**Supplied material:**

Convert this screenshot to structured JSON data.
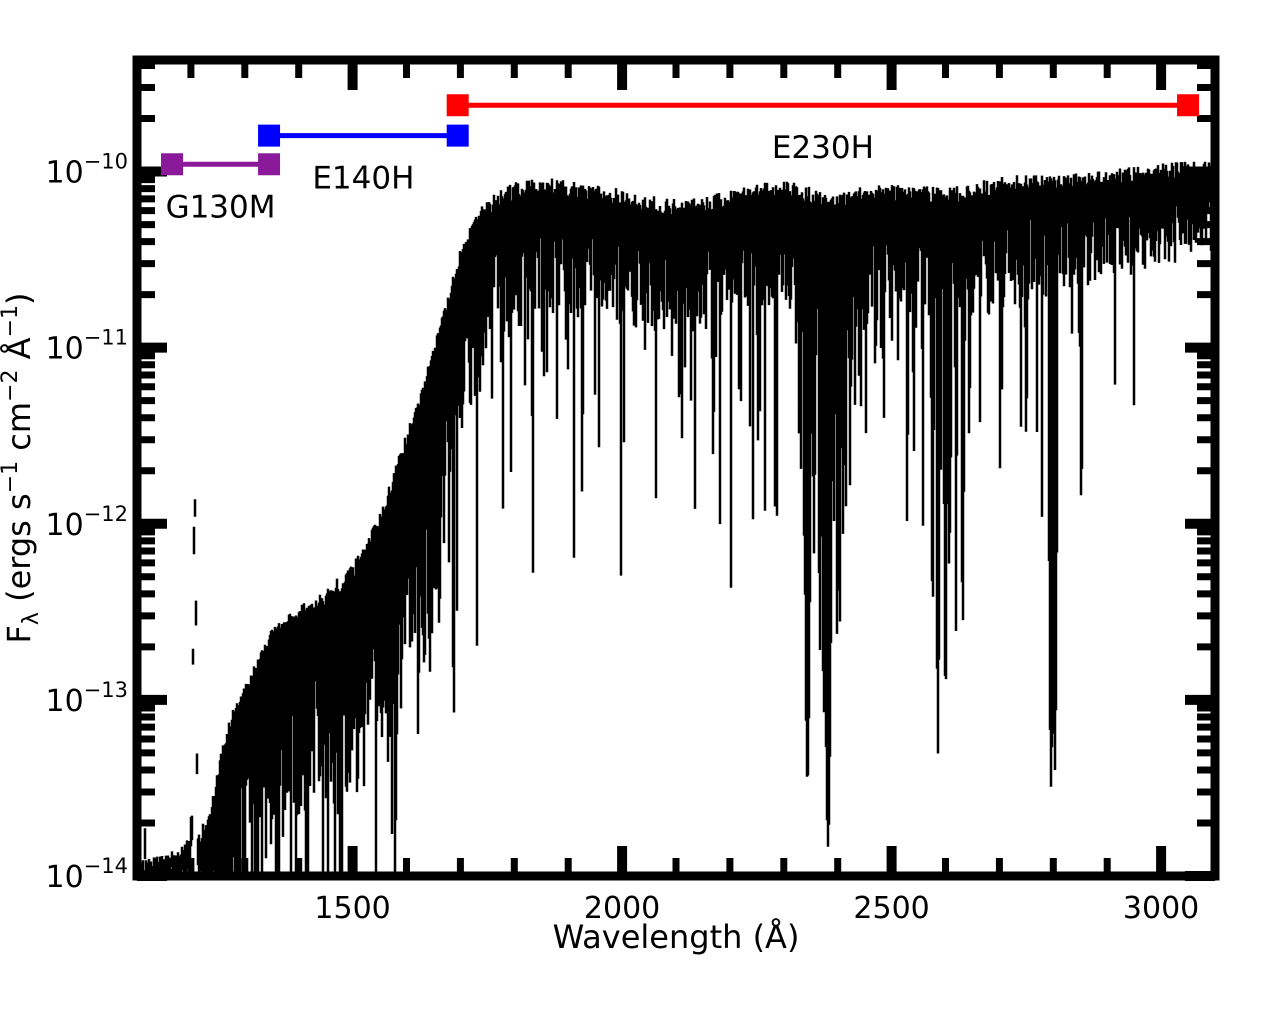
{
  "figure": {
    "background_color": "#ffffff",
    "frame_color": "#000000"
  },
  "chart_data": {
    "type": "line",
    "title": "",
    "xlabel": "Wavelength (Å)",
    "ylabel_parts": [
      {
        "t": "F"
      },
      {
        "sub": "λ"
      },
      {
        "t": " (ergs s"
      },
      {
        "sup": "−1"
      },
      {
        "t": " cm"
      },
      {
        "sup": "−2"
      },
      {
        "t": " Å"
      },
      {
        "sup": "−1"
      },
      {
        "t": ")"
      }
    ],
    "xlim": [
      1100,
      3100
    ],
    "ylim": [
      1e-14,
      4.3e-10
    ],
    "y_scale": "log",
    "grid": false,
    "x_ticks_major": [
      1500,
      2000,
      2500,
      3000
    ],
    "x_tick_labels": [
      "1500",
      "2000",
      "2500",
      "3000"
    ],
    "x_minor_step": 100,
    "y_major_exponents": [
      -10,
      -11,
      -12,
      -13,
      -14
    ],
    "y_tick_base": "10",
    "y_tick_exponent_labels": [
      "−10",
      "−11",
      "−12",
      "−13",
      "−14"
    ],
    "series_color": "#000000",
    "random_seed": 42,
    "spectrum_continuum_log10_flux": [
      [
        1100,
        -13.95
      ],
      [
        1160,
        -13.92
      ],
      [
        1205,
        -13.82
      ],
      [
        1235,
        -13.7
      ],
      [
        1255,
        -13.35
      ],
      [
        1275,
        -13.12
      ],
      [
        1300,
        -12.95
      ],
      [
        1330,
        -12.75
      ],
      [
        1360,
        -12.6
      ],
      [
        1400,
        -12.52
      ],
      [
        1450,
        -12.42
      ],
      [
        1500,
        -12.28
      ],
      [
        1530,
        -12.12
      ],
      [
        1560,
        -11.9
      ],
      [
        1590,
        -11.62
      ],
      [
        1620,
        -11.36
      ],
      [
        1650,
        -11.05
      ],
      [
        1680,
        -10.72
      ],
      [
        1700,
        -10.48
      ],
      [
        1720,
        -10.32
      ],
      [
        1745,
        -10.22
      ],
      [
        1770,
        -10.16
      ],
      [
        1800,
        -10.11
      ],
      [
        1850,
        -10.08
      ],
      [
        1900,
        -10.1
      ],
      [
        1950,
        -10.12
      ],
      [
        2000,
        -10.15
      ],
      [
        2060,
        -10.19
      ],
      [
        2120,
        -10.21
      ],
      [
        2180,
        -10.17
      ],
      [
        2240,
        -10.13
      ],
      [
        2300,
        -10.09
      ],
      [
        2340,
        -10.13
      ],
      [
        2390,
        -10.18
      ],
      [
        2440,
        -10.14
      ],
      [
        2500,
        -10.12
      ],
      [
        2560,
        -10.13
      ],
      [
        2610,
        -10.14
      ],
      [
        2660,
        -10.1
      ],
      [
        2710,
        -10.07
      ],
      [
        2760,
        -10.06
      ],
      [
        2810,
        -10.07
      ],
      [
        2860,
        -10.05
      ],
      [
        2910,
        -10.03
      ],
      [
        2960,
        -10.02
      ],
      [
        3010,
        -10.0
      ],
      [
        3060,
        -9.99
      ],
      [
        3100,
        -9.98
      ]
    ],
    "emission_lines": [
      {
        "wavelength": 1207,
        "peak_log10_flux": -11.78,
        "half_width": 5
      }
    ],
    "absorption_lines": [
      [
        1754,
        -11.1,
        2
      ],
      [
        1790,
        -10.95,
        2
      ],
      [
        1808,
        -11.05,
        2
      ],
      [
        1838,
        -10.8,
        2
      ],
      [
        1855,
        -11.15,
        2.5
      ],
      [
        1880,
        -10.9,
        2
      ],
      [
        1926,
        -11.85,
        2.5
      ],
      [
        1960,
        -10.8,
        2
      ],
      [
        2026,
        -10.9,
        2
      ],
      [
        2056,
        -11.0,
        2
      ],
      [
        2100,
        -10.85,
        2
      ],
      [
        2126,
        -10.75,
        2
      ],
      [
        2155,
        -11.05,
        2
      ],
      [
        2195,
        -10.8,
        2
      ],
      [
        2217,
        -11.25,
        2.5
      ],
      [
        2260,
        -10.85,
        2
      ],
      [
        2298,
        -10.7,
        2
      ],
      [
        2344,
        -13.5,
        5
      ],
      [
        2356,
        -12.2,
        3
      ],
      [
        2367,
        -12.7,
        3
      ],
      [
        2374,
        -13.1,
        3
      ],
      [
        2382,
        -13.8,
        6
      ],
      [
        2400,
        -12.4,
        3
      ],
      [
        2410,
        -12.1,
        3
      ],
      [
        2470,
        -11.2,
        2.5
      ],
      [
        2484,
        -11.05,
        2
      ],
      [
        2512,
        -11.1,
        2
      ],
      [
        2576,
        -12.5,
        3
      ],
      [
        2586,
        -13.3,
        3
      ],
      [
        2600,
        -13.0,
        3
      ],
      [
        2607,
        -12.3,
        3
      ],
      [
        2620,
        -11.9,
        3
      ],
      [
        2632,
        -12.6,
        3
      ],
      [
        2740,
        -11.45,
        2.5
      ],
      [
        2750,
        -11.6,
        2.5
      ],
      [
        2796,
        -13.5,
        4
      ],
      [
        2803,
        -13.4,
        4
      ],
      [
        2852,
        -11.9,
        3
      ]
    ],
    "noise_band_depth_decades": [
      [
        1100,
        0.12
      ],
      [
        1215,
        0.14
      ],
      [
        1255,
        0.6
      ],
      [
        1320,
        0.8
      ],
      [
        1430,
        0.7
      ],
      [
        1530,
        0.85
      ],
      [
        1600,
        1.05
      ],
      [
        1660,
        1.1
      ],
      [
        1705,
        0.75
      ],
      [
        1765,
        0.5
      ],
      [
        1830,
        0.45
      ],
      [
        2290,
        0.42
      ],
      [
        2360,
        0.55
      ],
      [
        2430,
        0.5
      ],
      [
        2620,
        0.45
      ],
      [
        2800,
        0.4
      ],
      [
        2960,
        0.34
      ],
      [
        3100,
        0.3
      ]
    ],
    "deep_line_probability": [
      [
        1100,
        0.02
      ],
      [
        1245,
        0.03
      ],
      [
        1262,
        0.3
      ],
      [
        1650,
        0.3
      ],
      [
        1715,
        0.16
      ],
      [
        1780,
        0.11
      ],
      [
        2315,
        0.11
      ],
      [
        2332,
        0.5
      ],
      [
        2425,
        0.5
      ],
      [
        2445,
        0.2
      ],
      [
        2650,
        0.15
      ],
      [
        2820,
        0.1
      ],
      [
        2895,
        0.08
      ],
      [
        3100,
        0.05
      ]
    ],
    "deep_line_max_depth_decades": [
      [
        1100,
        3.9
      ],
      [
        1240,
        3.9
      ],
      [
        1700,
        3.9
      ],
      [
        1760,
        2.6
      ],
      [
        2310,
        2.6
      ],
      [
        2330,
        3.9
      ],
      [
        2425,
        3.9
      ],
      [
        2455,
        2.9
      ],
      [
        2700,
        2.9
      ],
      [
        2770,
        3.2
      ],
      [
        2865,
        2.4
      ],
      [
        2890,
        1.8
      ],
      [
        3100,
        1.2
      ]
    ],
    "instrument_bands": [
      {
        "label": "G130M",
        "color": "#8b1a9b",
        "wavelength_range": [
          1165,
          1345
        ],
        "flux": 1.1e-10
      },
      {
        "label": "E140H",
        "color": "#0000ff",
        "wavelength_range": [
          1345,
          1695
        ],
        "flux": 1.6e-10
      },
      {
        "label": "E230H",
        "color": "#ff0000",
        "wavelength_range": [
          1695,
          3050
        ],
        "flux": 2.38e-10
      }
    ]
  }
}
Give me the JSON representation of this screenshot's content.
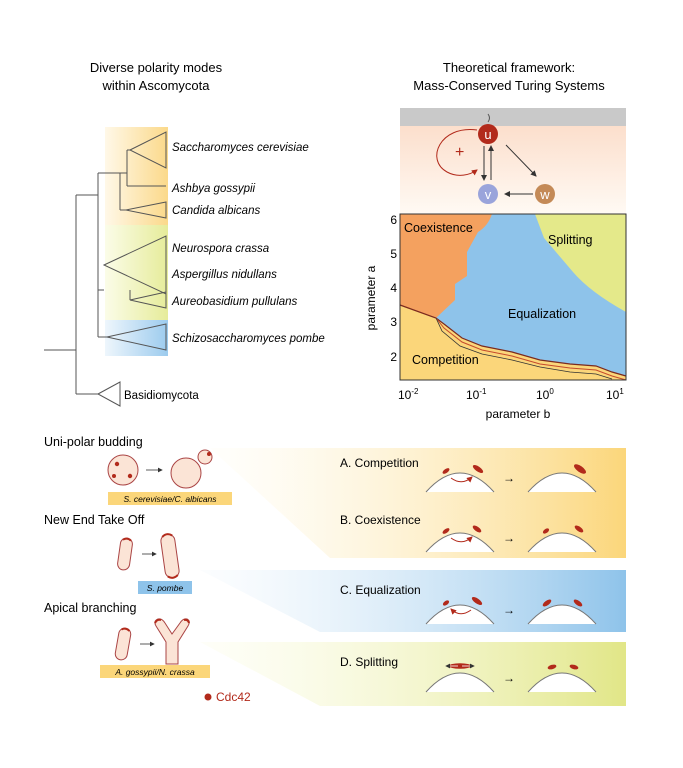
{
  "left_panel": {
    "title_line1": "Diverse polarity modes",
    "title_line2": "within Ascomycota",
    "species": [
      "Saccharomyces cerevisiae",
      "Ashbya gossypii",
      "Candida albicans",
      "Neurospora crassa",
      "Aspergillus nidullans",
      "Aureobasidium pullulans",
      "Schizosaccharomyces pombe"
    ],
    "outgroup": "Basidiomycota"
  },
  "right_panel": {
    "title_line1": "Theoretical framework:",
    "title_line2": "Mass-Conserved Turing Systems",
    "nodes": {
      "u": "u",
      "v": "v",
      "w": "w"
    },
    "plus_sign": "+",
    "phase": {
      "regions": [
        "Coexistence",
        "Splitting",
        "Equalization",
        "Competition"
      ],
      "ylabel": "parameter a",
      "xlabel": "parameter  b",
      "yticks": [
        "6",
        "5",
        "4",
        "3",
        "2"
      ],
      "xtick_base": "10",
      "xtick_exps": [
        "-2",
        "-1",
        "0",
        "1"
      ]
    }
  },
  "bottom_panel": {
    "modes": [
      {
        "label": "Uni-polar budding",
        "species_tag": "S. cerevisiae/C. albicans"
      },
      {
        "label": "New End Take Off",
        "species_tag": "S. pombe"
      },
      {
        "label": "Apical branching",
        "species_tag": "A. gossypii/N. crassa"
      }
    ],
    "legend": "Cdc42",
    "outcomes": [
      "A. Competition",
      "B. Coexistence",
      "C. Equalization",
      "D. Splitting"
    ],
    "arrow": "→"
  },
  "colors": {
    "orange": "#f4a15f",
    "yellow": "#fbd67a",
    "blue": "#8ec3ea",
    "green": "#e4e98a",
    "red": "#b22a1b",
    "purple": "#9aa4db",
    "tan": "#c48a57"
  }
}
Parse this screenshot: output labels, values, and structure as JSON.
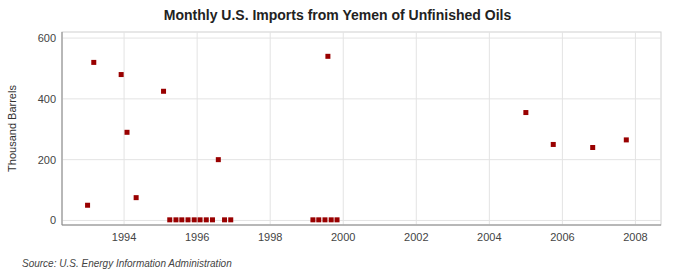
{
  "chart_data": {
    "type": "scatter",
    "title": "Monthly U.S. Imports from Yemen of Unfinished Oils",
    "ylabel": "Thousand Barrels",
    "source": "Source: U.S. Energy Information Administration",
    "x": [
      1993.0,
      1993.17,
      1993.92,
      1994.08,
      1994.33,
      1995.08,
      1995.25,
      1995.42,
      1995.58,
      1995.75,
      1995.92,
      1996.08,
      1996.25,
      1996.42,
      1996.58,
      1996.75,
      1996.92,
      1999.17,
      1999.33,
      1999.5,
      1999.58,
      1999.67,
      1999.83,
      2005.0,
      2005.75,
      2006.83,
      2007.75
    ],
    "values": [
      50,
      520,
      480,
      290,
      75,
      425,
      2,
      2,
      2,
      2,
      2,
      2,
      2,
      2,
      200,
      2,
      2,
      2,
      2,
      2,
      540,
      2,
      2,
      355,
      250,
      240,
      265
    ],
    "color": "#990000",
    "marker": "square",
    "xlim": [
      1992.3,
      2008.7
    ],
    "ylim": [
      -15,
      620
    ],
    "xticks": [
      1994,
      1996,
      1998,
      2000,
      2002,
      2004,
      2006,
      2008
    ],
    "yticks": [
      0,
      200,
      400,
      600
    ],
    "grid": true
  }
}
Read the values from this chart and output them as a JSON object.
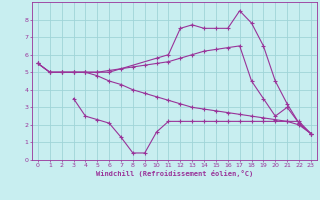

**To do:**
In the copy, leave out all pictures, and retype exactly each line from the one with "Parse this screenshot: output" through the last line of the entries.

**Reply:**
Parse this screenshot: output labels, values, and structure as JSON.
{
  "chart_data": {
    "type": "scatter",
    "title": "Monthly U.S. Imports from Yemen of Unfinished Oils",
    "ylabel": "Thousand Barrels",
    "source": "Source: U.S. Energy Information Administration",
    "x": [
      1993.0,
      1993.17,
      1993.92,
      1994.08,
      1994.33,
      1995.08,
      1995.25,
      1995.42,
      1995.58,
      1995.75,
      1995.92,
      1996.08,
      1996.25,
      1996.42,
      1996.58,
      1996.75,
      1996.92,
      1999.17,
      1999.33,
      1999.5,
      1999.58,
      1999.67,
      1999.83,
      2005.0,
      2005.75,
      2006.83,
      2007.75
    ],
    "values": [
      50,
      520,
      480,
      290,
      75,
      425,
      2,
      2,
      2,
      2,
      2,
      2,
      2,
      2,
      200,
      2,
      2,
      2,
      2,
      2,
      540,
      2,
      2,
      355,
      250,
      240,
      265
    ],
    "color": "#990000",
    "marker": "square",
    "xlim": [
      1992.3,
      2008.7
    ],
    "ylim": [
      -15,
      620
    ],
    "xticks": [
      1994,
      1996,
      1998,
      2000,
      2002,
      2004,
      2006,
      2008
    ],
    "yticks": [
      0,
      200,
      400,
      600
    ],
    "grid": true
  }
}
Read the values from this chart and output them as a JSON object.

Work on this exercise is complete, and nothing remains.